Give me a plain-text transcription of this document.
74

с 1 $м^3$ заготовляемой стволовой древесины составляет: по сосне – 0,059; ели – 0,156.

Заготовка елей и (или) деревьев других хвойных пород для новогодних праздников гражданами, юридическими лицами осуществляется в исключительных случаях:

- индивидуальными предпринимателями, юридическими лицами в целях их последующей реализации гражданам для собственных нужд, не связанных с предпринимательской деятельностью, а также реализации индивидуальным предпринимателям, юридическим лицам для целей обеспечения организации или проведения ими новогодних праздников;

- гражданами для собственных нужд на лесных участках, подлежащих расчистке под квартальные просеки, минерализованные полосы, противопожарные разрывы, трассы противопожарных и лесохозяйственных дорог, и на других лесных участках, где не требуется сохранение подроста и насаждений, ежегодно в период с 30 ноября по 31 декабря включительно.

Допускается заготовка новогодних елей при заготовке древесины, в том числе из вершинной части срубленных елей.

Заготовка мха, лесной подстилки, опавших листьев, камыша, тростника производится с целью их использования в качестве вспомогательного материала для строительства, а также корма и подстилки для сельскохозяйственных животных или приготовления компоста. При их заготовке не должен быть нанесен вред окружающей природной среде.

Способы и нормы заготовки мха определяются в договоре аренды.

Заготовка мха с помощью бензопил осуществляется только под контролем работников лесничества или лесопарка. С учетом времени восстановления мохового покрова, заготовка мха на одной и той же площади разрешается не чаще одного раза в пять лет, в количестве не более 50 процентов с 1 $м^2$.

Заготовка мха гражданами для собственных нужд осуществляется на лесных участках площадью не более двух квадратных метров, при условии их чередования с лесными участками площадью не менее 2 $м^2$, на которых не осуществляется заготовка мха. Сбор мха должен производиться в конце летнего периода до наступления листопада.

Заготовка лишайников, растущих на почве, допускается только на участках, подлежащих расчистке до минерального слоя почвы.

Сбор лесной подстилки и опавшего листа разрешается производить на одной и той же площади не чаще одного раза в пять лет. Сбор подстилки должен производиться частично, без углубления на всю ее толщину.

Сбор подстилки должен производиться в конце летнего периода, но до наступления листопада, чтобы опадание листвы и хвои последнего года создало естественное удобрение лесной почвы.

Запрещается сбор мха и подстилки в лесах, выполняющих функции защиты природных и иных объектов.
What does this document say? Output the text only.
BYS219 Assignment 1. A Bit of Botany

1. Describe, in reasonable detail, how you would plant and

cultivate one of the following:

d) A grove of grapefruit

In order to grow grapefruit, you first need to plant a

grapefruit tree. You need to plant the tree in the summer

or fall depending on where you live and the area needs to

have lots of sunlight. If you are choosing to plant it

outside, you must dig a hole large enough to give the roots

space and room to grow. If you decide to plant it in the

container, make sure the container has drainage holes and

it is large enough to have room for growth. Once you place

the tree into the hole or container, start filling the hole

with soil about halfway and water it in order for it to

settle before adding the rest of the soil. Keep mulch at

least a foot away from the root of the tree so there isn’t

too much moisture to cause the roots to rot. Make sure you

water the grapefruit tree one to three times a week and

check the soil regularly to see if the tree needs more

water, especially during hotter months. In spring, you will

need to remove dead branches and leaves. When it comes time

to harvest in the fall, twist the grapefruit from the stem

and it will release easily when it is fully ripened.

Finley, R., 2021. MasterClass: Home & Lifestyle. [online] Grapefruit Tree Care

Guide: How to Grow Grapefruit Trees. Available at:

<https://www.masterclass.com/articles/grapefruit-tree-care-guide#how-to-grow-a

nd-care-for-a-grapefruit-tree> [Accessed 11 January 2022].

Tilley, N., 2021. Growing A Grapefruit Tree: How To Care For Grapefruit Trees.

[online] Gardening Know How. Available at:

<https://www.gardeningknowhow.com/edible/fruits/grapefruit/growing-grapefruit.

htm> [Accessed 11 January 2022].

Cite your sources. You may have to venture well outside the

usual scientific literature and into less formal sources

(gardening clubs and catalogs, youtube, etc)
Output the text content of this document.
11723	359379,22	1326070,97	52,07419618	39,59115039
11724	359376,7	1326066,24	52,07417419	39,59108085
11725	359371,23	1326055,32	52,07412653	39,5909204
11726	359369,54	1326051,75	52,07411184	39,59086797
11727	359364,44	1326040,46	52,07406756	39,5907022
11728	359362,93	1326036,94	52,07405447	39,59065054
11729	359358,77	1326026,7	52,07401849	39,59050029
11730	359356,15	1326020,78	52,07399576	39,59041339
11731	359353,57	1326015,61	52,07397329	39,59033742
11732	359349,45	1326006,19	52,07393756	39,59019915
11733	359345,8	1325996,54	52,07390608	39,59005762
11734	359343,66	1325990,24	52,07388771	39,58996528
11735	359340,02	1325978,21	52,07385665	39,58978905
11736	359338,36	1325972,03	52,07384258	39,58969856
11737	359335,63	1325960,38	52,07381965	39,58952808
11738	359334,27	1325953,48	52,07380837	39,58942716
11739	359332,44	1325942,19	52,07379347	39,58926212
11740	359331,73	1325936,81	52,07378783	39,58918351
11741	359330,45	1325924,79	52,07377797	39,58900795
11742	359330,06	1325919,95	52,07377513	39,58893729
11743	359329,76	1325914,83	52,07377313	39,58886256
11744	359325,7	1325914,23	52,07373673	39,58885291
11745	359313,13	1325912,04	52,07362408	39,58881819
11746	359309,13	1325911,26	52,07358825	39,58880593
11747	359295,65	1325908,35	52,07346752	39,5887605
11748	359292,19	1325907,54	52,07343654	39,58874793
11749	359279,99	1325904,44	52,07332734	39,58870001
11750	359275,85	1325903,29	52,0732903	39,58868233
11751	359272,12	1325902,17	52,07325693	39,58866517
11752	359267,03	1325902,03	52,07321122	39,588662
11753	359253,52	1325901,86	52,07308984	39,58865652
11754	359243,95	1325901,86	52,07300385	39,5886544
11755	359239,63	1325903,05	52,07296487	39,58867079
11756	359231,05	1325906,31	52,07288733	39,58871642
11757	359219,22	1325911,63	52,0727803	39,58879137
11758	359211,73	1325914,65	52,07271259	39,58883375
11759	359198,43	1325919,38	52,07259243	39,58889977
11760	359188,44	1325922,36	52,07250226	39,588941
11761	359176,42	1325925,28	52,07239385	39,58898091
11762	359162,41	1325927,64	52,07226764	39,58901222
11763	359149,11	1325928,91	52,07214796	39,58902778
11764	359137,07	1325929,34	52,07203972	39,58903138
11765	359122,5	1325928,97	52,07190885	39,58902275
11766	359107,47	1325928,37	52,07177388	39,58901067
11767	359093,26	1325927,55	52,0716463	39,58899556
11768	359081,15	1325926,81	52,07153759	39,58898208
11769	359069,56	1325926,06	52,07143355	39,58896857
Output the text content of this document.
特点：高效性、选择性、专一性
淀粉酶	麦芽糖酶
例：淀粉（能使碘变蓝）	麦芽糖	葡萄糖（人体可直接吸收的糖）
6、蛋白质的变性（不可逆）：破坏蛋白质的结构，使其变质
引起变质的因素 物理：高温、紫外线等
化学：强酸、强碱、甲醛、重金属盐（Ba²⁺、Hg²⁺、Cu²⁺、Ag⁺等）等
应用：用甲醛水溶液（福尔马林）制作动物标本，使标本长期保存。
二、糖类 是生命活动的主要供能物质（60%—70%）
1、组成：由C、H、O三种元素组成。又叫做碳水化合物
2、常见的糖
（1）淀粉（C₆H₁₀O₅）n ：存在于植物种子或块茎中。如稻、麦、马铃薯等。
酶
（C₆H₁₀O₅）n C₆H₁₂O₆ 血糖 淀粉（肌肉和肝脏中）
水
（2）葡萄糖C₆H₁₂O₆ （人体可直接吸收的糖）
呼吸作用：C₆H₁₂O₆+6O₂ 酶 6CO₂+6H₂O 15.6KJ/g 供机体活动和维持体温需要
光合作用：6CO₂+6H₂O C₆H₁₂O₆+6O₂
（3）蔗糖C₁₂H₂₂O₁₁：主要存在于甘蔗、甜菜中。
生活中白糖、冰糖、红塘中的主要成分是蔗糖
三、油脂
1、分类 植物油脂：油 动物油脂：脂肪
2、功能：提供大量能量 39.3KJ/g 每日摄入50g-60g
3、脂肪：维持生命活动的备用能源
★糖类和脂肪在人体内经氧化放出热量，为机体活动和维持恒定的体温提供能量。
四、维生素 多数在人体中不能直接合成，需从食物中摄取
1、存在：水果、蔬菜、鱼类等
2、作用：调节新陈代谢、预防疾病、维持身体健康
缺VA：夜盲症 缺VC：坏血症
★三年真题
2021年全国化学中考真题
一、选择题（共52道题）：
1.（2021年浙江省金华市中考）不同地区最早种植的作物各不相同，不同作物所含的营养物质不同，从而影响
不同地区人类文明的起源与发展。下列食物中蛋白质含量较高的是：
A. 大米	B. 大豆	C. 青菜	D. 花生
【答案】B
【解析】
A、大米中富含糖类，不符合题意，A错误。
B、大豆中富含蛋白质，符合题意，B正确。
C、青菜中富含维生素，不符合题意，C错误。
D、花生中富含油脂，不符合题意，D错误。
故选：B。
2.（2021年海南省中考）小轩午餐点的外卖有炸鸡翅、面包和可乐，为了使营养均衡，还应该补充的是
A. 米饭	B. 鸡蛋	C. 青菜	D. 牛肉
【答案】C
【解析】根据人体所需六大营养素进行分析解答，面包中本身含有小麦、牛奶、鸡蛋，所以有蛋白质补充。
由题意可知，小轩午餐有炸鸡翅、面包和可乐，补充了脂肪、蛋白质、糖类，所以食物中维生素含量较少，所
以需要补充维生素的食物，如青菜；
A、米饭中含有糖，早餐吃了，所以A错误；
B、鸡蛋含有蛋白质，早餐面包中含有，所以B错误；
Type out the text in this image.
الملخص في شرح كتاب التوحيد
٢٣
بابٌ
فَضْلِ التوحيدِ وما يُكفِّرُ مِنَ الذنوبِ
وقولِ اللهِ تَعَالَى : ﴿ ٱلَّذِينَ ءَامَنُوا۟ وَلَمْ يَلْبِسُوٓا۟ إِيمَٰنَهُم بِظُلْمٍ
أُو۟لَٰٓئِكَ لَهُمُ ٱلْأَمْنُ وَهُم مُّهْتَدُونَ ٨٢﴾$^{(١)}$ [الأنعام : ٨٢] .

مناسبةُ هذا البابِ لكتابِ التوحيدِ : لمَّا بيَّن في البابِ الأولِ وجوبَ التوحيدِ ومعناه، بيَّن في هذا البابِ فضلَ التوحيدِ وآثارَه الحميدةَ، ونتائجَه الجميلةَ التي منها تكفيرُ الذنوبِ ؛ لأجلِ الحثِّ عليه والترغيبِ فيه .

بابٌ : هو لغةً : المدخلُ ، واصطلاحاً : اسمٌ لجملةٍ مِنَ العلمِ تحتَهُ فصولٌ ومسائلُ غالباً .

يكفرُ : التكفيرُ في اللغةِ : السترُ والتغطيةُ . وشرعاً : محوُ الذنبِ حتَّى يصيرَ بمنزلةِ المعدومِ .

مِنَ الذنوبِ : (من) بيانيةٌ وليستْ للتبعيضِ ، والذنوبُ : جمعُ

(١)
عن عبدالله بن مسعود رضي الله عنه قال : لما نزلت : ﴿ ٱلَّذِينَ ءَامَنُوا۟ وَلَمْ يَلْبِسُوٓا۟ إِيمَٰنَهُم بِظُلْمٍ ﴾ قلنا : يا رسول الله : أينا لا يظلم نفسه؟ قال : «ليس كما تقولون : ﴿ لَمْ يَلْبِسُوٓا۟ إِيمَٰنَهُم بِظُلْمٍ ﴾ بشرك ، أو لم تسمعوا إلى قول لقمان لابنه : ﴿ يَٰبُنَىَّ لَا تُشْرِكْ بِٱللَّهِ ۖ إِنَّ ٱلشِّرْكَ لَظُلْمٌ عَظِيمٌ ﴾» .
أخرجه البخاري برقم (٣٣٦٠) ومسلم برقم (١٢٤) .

:: WHAT TO DO ::
Determine how many lines include the string "sure". Give no answer but the number.

:: EXERCISE ANSWER ::
2